● GIVEN INFORMATION
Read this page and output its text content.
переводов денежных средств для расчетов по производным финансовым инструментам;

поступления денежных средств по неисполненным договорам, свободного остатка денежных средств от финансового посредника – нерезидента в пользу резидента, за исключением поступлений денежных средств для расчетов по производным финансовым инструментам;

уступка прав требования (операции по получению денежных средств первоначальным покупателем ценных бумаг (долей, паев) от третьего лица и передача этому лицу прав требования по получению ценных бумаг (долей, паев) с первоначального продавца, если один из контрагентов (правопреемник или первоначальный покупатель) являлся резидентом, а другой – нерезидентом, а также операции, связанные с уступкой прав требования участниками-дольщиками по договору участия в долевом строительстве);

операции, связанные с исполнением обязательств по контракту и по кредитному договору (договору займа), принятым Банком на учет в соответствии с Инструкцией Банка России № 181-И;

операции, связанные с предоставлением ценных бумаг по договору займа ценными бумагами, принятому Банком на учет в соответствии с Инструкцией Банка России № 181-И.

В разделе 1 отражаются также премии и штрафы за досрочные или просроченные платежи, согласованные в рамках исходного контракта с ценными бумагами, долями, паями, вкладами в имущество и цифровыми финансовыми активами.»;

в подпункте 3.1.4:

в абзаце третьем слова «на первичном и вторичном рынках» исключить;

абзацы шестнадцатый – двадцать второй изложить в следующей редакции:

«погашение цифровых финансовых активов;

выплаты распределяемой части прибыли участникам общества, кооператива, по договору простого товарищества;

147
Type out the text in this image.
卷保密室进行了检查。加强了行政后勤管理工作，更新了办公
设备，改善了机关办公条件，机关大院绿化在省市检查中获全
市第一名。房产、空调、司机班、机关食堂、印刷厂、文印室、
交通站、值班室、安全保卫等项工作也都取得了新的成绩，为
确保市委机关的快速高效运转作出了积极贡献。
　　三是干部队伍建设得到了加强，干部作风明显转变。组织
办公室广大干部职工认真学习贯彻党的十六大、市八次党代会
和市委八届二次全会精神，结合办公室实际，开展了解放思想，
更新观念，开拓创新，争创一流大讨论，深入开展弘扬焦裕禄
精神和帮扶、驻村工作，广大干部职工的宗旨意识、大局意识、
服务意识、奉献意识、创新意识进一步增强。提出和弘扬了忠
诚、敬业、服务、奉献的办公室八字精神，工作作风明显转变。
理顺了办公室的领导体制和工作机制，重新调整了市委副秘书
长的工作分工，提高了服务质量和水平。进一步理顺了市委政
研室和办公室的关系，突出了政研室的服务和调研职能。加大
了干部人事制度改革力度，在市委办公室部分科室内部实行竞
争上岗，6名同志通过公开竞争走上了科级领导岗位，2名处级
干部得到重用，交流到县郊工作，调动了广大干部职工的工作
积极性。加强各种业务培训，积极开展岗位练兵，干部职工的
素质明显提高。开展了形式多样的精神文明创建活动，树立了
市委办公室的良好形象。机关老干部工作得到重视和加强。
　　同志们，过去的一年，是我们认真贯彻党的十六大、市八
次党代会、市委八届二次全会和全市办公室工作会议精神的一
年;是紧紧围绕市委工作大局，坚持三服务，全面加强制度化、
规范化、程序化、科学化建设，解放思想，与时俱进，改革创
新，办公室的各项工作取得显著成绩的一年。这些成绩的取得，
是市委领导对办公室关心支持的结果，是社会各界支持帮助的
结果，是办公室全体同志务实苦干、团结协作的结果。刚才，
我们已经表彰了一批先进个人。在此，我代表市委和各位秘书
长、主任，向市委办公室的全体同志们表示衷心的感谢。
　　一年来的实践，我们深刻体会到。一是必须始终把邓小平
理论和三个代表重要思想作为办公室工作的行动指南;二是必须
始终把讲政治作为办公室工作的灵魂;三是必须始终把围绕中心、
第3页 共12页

● REQUIRED TASK
Locate the line that contains "Type out the text in this image.". Repeat it and every line after it, up to and including the final line, exactly.

● EXERCISE OUTPUT
Type out the text in this image.
卷保密室进行了检查。加强了行政后勤管理工作，更新了办公
设备，改善了机关办公条件，机关大院绿化在省市检查中获全
市第一名。房产、空调、司机班、机关食堂、印刷厂、文印室、
交通站、值班室、安全保卫等项工作也都取得了新的成绩，为
确保市委机关的快速高效运转作出了积极贡献。
　　三是干部队伍建设得到了加强，干部作风明显转变。组织
办公室广大干部职工认真学习贯彻党的十六大、市八次党代会
和市委八届二次全会精神，结合办公室实际，开展了解放思想，
更新观念，开拓创新，争创一流大讨论，深入开展弘扬焦裕禄
精神和帮扶、驻村工作，广大干部职工的宗旨意识、大局意识、
服务意识、奉献意识、创新意识进一步增强。提出和弘扬了忠
诚、敬业、服务、奉献的办公室八字精神，工作作风明显转变。
理顺了办公室的领导体制和工作机制，重新调整了市委副秘书
长的工作分工，提高了服务质量和水平。进一步理顺了市委政
研室和办公室的关系，突出了政研室的服务和调研职能。加大
了干部人事制度改革力度，在市委办公室部分科室内部实行竞
争上岗，6名同志通过公开竞争走上了科级领导岗位，2名处级
干部得到重用，交流到县郊工作，调动了广大干部职工的工作
积极性。加强各种业务培训，积极开展岗位练兵，干部职工的
素质明显提高。开展了形式多样的精神文明创建活动，树立了
市委办公室的良好形象。机关老干部工作得到重视和加强。
　　同志们，过去的一年，是我们认真贯彻党的十六大、市八
次党代会、市委八届二次全会和全市办公室工作会议精神的一
年;是紧紧围绕市委工作大局，坚持三服务，全面加强制度化、
规范化、程序化、科学化建设，解放思想，与时俱进，改革创
新，办公室的各项工作取得显著成绩的一年。这些成绩的取得，
是市委领导对办公室关心支持的结果，是社会各界支持帮助的
结果，是办公室全体同志务实苦干、团结协作的结果。刚才，
我们已经表彰了一批先进个人。在此，我代表市委和各位秘书
长、主任，向市委办公室的全体同志们表示衷心的感谢。
　　一年来的实践，我们深刻体会到。一是必须始终把邓小平
理论和三个代表重要思想作为办公室工作的行动指南;二是必须
始终把讲政治作为办公室工作的灵魂;三是必须始终把围绕中心、
第3页 共12页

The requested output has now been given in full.